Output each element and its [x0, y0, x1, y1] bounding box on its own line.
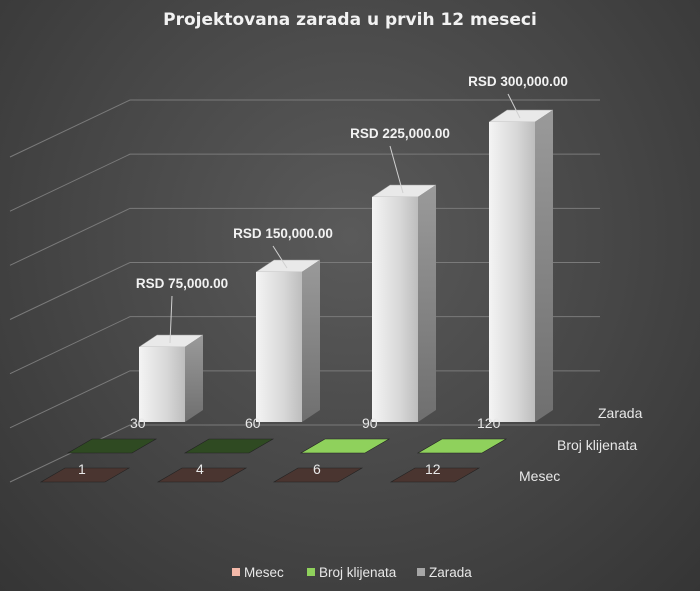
- chart-title: Projektovana zarada u prvih 12 meseci: [163, 10, 537, 30]
- floor-marker: [66, 438, 158, 454]
- zarada-bar: [139, 347, 185, 422]
- legend-label: Zarada: [429, 565, 472, 580]
- legend-swatch: [307, 568, 315, 576]
- gridline: [9, 424, 600, 483]
- bar-side: [418, 185, 436, 422]
- mesec-value-label: 12: [425, 461, 441, 477]
- legend-swatch: [232, 568, 240, 576]
- label-layer: 1 4 6 12 30 60 90 120 RSD 75,000.00 RSD 150,000.0…: [78, 74, 643, 484]
- floor-marker: [39, 467, 131, 483]
- gridline: [9, 153, 600, 212]
- legend: Mesec Broj klijenata Zarada: [232, 565, 472, 580]
- floor-marker: [183, 438, 275, 454]
- broj-value-label: 90: [362, 415, 378, 431]
- floor-layer: [39, 438, 508, 483]
- zarada-bar: [256, 272, 302, 422]
- grid-layer: [9, 99, 600, 483]
- broj-value-label: 60: [245, 415, 261, 431]
- leader-line: [507, 93, 521, 119]
- zarada-data-label: RSD 225,000.00: [350, 126, 450, 141]
- legend-label: Mesec: [244, 565, 284, 580]
- gridline: [9, 316, 600, 375]
- broj-value-label: 120: [477, 415, 501, 431]
- depth-axis-label: Zarada: [598, 405, 643, 421]
- floor-marker: [416, 438, 508, 454]
- zarada-data-label: RSD 150,000.00: [233, 226, 333, 241]
- bar-side: [302, 260, 320, 422]
- floor-marker: [272, 467, 364, 483]
- mesec-value-label: 6: [313, 461, 321, 477]
- broj-value-label: 30: [130, 415, 146, 431]
- depth-axis-label: Broj klijenata: [557, 437, 637, 453]
- floor-marker: [389, 467, 481, 483]
- gridline: [9, 99, 600, 158]
- leader-line: [272, 245, 288, 269]
- floor-marker: [156, 467, 248, 483]
- depth-axis-label: Mesec: [519, 468, 560, 484]
- gridline: [9, 370, 600, 429]
- bar-side: [185, 335, 203, 422]
- gridline: [9, 207, 600, 266]
- zarada-bar: [372, 197, 418, 422]
- legend-label: Broj klijenata: [319, 565, 397, 580]
- floor-marker: [299, 438, 391, 454]
- gridline: [9, 262, 600, 320]
- zarada-data-label: RSD 75,000.00: [136, 276, 228, 291]
- mesec-value-label: 4: [196, 461, 204, 477]
- bar-layer: [138, 109, 554, 422]
- mesec-value-label: 1: [78, 461, 86, 477]
- leader-line: [169, 295, 173, 344]
- zarada-bar: [489, 122, 535, 422]
- bar-side: [535, 110, 553, 422]
- zarada-data-label: RSD 300,000.00: [468, 74, 568, 89]
- legend-swatch: [417, 568, 425, 576]
- leader-line: [389, 145, 404, 194]
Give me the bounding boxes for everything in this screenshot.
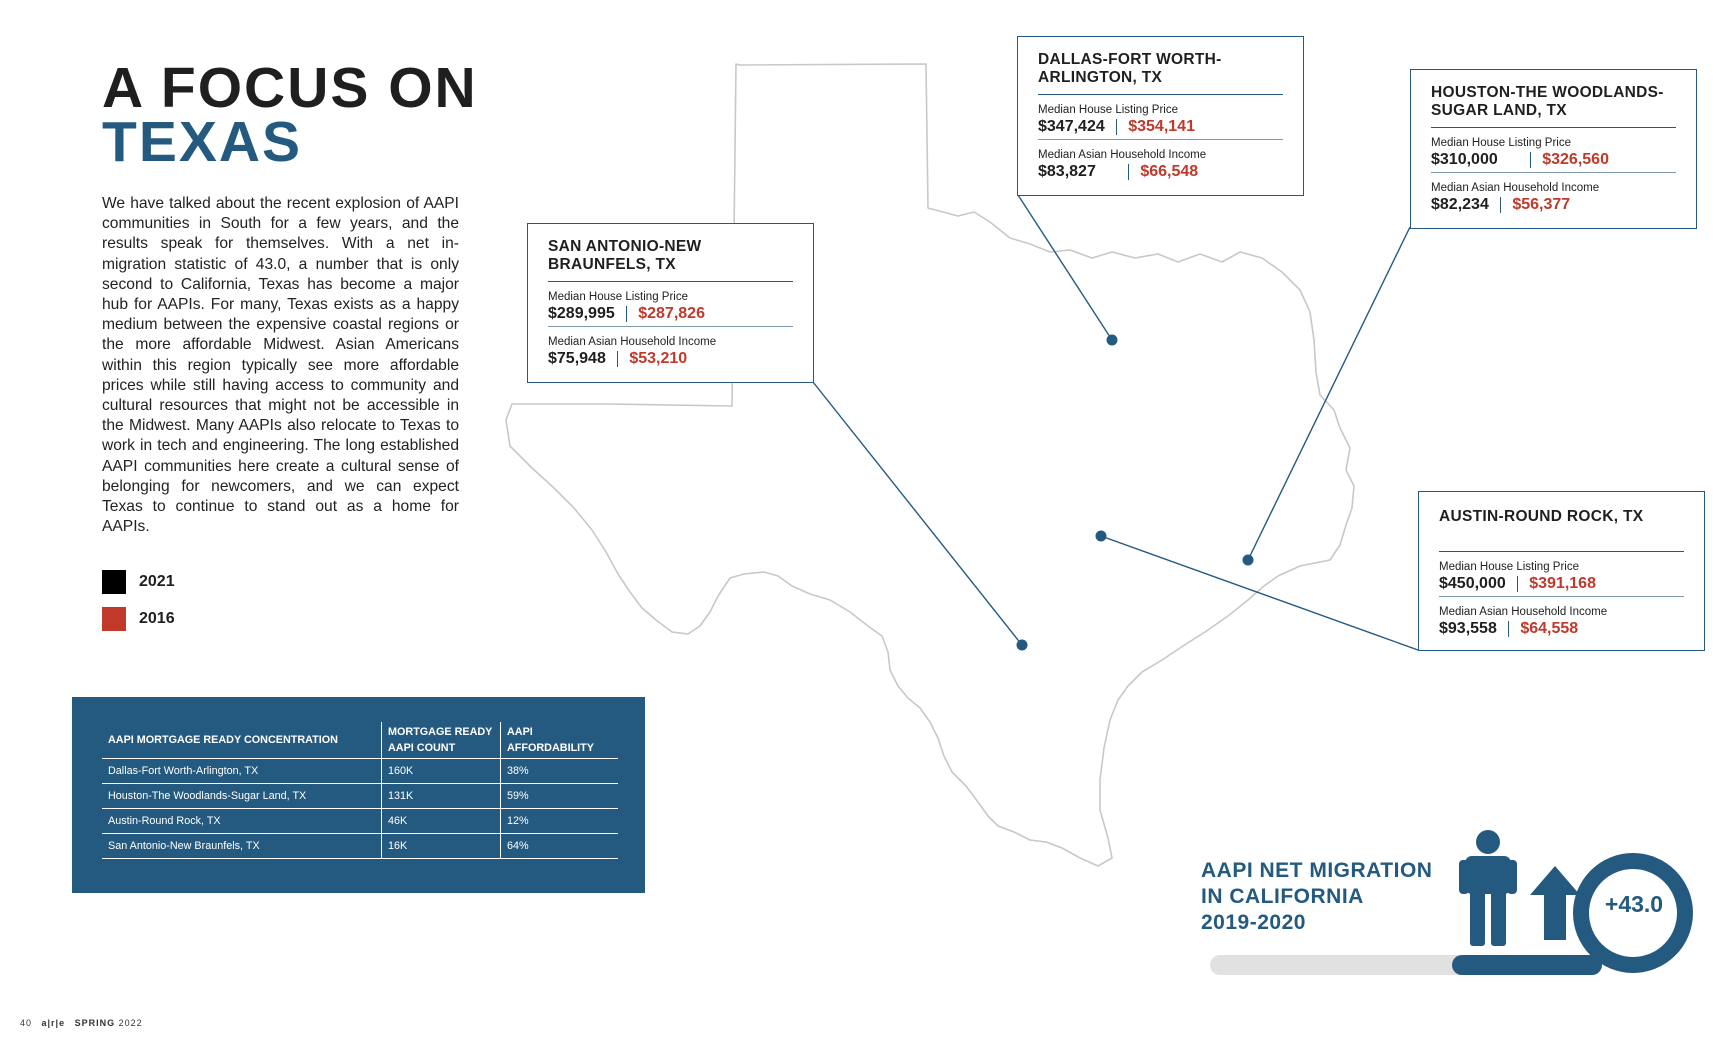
mortgage-table: AAPI MORTGAGE READY CONCENTRATION MORTGA… — [102, 722, 618, 859]
table-header-row: AAPI MORTGAGE READY CONCENTRATION MORTGA… — [102, 722, 618, 759]
table-cell: San Antonio-New Braunfels, TX — [102, 833, 382, 859]
footer-year: 2022 — [118, 1018, 143, 1028]
income-row: $75,948 $53,210 — [548, 349, 793, 369]
value-2021: $450,000 — [1439, 575, 1506, 592]
legend-label: 2016 — [139, 610, 175, 627]
income-label: Median Asian Household Income — [1431, 182, 1600, 194]
table-row: Austin-Round Rock, TX 46K 12% — [102, 808, 618, 834]
house-price-label: Median House Listing Price — [1431, 137, 1571, 149]
table-row: Houston-The Woodlands-Sugar Land, TX 131… — [102, 783, 618, 809]
house-price-row: $310,000 $326,560 — [1431, 150, 1676, 170]
callout-title: SUGAR LAND, TX — [1431, 102, 1567, 119]
table-cell: Dallas-Fort Worth-Arlington, TX — [102, 758, 382, 784]
income-label: Median Asian Household Income — [548, 336, 717, 348]
table-cell: 16K — [381, 833, 501, 859]
page-title-line2: TEXAS — [102, 110, 303, 174]
callout-title: SAN ANTONIO-NEW — [548, 238, 702, 255]
page-number: 40 — [20, 1018, 33, 1028]
value-2016: $53,210 — [629, 350, 688, 367]
legend-swatch-2016 — [102, 607, 126, 631]
value-2016: $391,168 — [1529, 575, 1596, 592]
callout-title: AUSTIN-ROUND ROCK, TX — [1439, 508, 1644, 525]
income-row: $83,827 $66,548 — [1038, 162, 1283, 182]
legend-item-2021: 2021 — [102, 570, 175, 594]
value-2021: $347,424 — [1038, 118, 1105, 135]
callout-title: ARLINGTON, TX — [1038, 69, 1163, 86]
income-label: Median Asian Household Income — [1038, 149, 1207, 161]
callout-sanantonio: SAN ANTONIO-NEW BRAUNFELS, TX Median Hou… — [527, 223, 814, 383]
mortgage-table-panel: AAPI MORTGAGE READY CONCENTRATION MORTGA… — [72, 697, 645, 893]
income-row: $93,558 $64,558 — [1439, 619, 1684, 639]
value-2016: $56,377 — [1512, 196, 1571, 213]
table-row: Dallas-Fort Worth-Arlington, TX 160K 38% — [102, 758, 618, 784]
callout-title: BRAUNFELS, TX — [548, 256, 676, 273]
callout-austin: AUSTIN-ROUND ROCK, TX Median House Listi… — [1418, 491, 1705, 651]
footer-season: SPRING — [74, 1018, 116, 1028]
house-price-row: $450,000 $391,168 — [1439, 574, 1684, 594]
house-price-row: $289,995 $287,826 — [548, 304, 793, 324]
page-title-line1: A FOCUS ON — [102, 56, 478, 120]
value-2021: $93,558 — [1439, 620, 1497, 637]
table-cell: Houston-The Woodlands-Sugar Land, TX — [102, 783, 382, 809]
migration-circle — [1573, 853, 1693, 973]
callout-title: DALLAS-FORT WORTH- — [1038, 51, 1222, 68]
migration-title: AAPI NET MIGRATION IN CALIFORNIA 2019-20… — [1201, 858, 1432, 936]
value-2021: $75,948 — [548, 350, 606, 367]
value-2021: $83,827 — [1038, 163, 1096, 180]
legend-item-2016: 2016 — [102, 607, 175, 631]
table-cell: 38% — [500, 758, 618, 784]
table-cell: 160K — [381, 758, 501, 784]
callout-dallas: DALLAS-FORT WORTH- ARLINGTON, TX Median … — [1017, 36, 1304, 196]
houston-marker — [1242, 554, 1254, 566]
table-cell: 46K — [381, 808, 501, 834]
arrow-up-icon — [1530, 866, 1580, 940]
value-2021: $82,234 — [1431, 196, 1489, 213]
migration-title-line: IN CALIFORNIA — [1201, 885, 1364, 908]
value-2016: $66,548 — [1140, 163, 1199, 180]
callout-title: HOUSTON-THE WOODLANDS- — [1431, 84, 1664, 101]
person-icon — [1459, 830, 1517, 946]
table-cell: 131K — [381, 783, 501, 809]
legend-label: 2021 — [139, 573, 175, 590]
value-2021: $310,000 — [1431, 151, 1498, 168]
table-header: MORTGAGE READY AAPI COUNT — [381, 722, 501, 759]
migration-progress-track — [1210, 955, 1510, 975]
table-row: San Antonio-New Braunfels, TX 16K 64% — [102, 833, 618, 859]
migration-title-line: AAPI NET MIGRATION — [1201, 859, 1433, 882]
value-2016: $287,826 — [638, 305, 705, 322]
migration-progress-fill — [1452, 955, 1602, 975]
income-label: Median Asian Household Income — [1439, 606, 1608, 618]
table-cell: 59% — [500, 783, 618, 809]
austin-marker — [1095, 530, 1107, 542]
house-price-label: Median House Listing Price — [548, 291, 688, 303]
migration-value: +43.0 — [1604, 891, 1664, 917]
house-price-row: $347,424 $354,141 — [1038, 117, 1283, 137]
value-2016: $326,560 — [1542, 151, 1609, 168]
page-footer: 40 a|r|e SPRING 2022 — [20, 1018, 143, 1028]
value-2016: $64,558 — [1520, 620, 1579, 637]
table-cell: 64% — [500, 833, 618, 859]
value-2021: $289,995 — [548, 305, 615, 322]
callout-houston: HOUSTON-THE WOODLANDS- SUGAR LAND, TX Me… — [1410, 69, 1697, 229]
table-cell: Austin-Round Rock, TX — [102, 808, 382, 834]
texas-outline — [505, 63, 1355, 867]
dallas-marker — [1106, 334, 1118, 346]
value-2016: $354,141 — [1128, 118, 1195, 135]
brand-logo: a|r|e — [41, 1018, 66, 1028]
house-price-label: Median House Listing Price — [1038, 104, 1178, 116]
income-row: $82,234 $56,377 — [1431, 195, 1676, 215]
table-cell: 12% — [500, 808, 618, 834]
table-header: AAPI AFFORDABILITY — [500, 722, 618, 759]
sanantonio-marker — [1016, 639, 1028, 651]
table-header: AAPI MORTGAGE READY CONCENTRATION — [102, 722, 382, 759]
legend-swatch-2021 — [102, 570, 126, 594]
migration-title-line: 2019-2020 — [1201, 911, 1306, 934]
house-price-label: Median House Listing Price — [1439, 561, 1579, 573]
intro-paragraph: We have talked about the recent explosio… — [102, 195, 459, 536]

○ ○ ○ ○ ○

## To be done
Put into a numbered list everything from the line containing "mortgage-table: AAPI MORTGAGE" down to the line containing "footer-year: 2022 — [118, 1018, 143, 1028]", leaving out blank lines.

## Complete answer
1. mortgage-table: AAPI MORTGAGE READY CONCENTRATION MORTGA… — [102, 722, 618, 859]
2. table-header-row: AAPI MORTGAGE READY CONCENTRATION MORTGA… — [102, 722, 618, 759]
3. table-cell: San Antonio-New Braunfels, TX — [102, 833, 382, 859]
4. footer-year: 2022 — [118, 1018, 143, 1028]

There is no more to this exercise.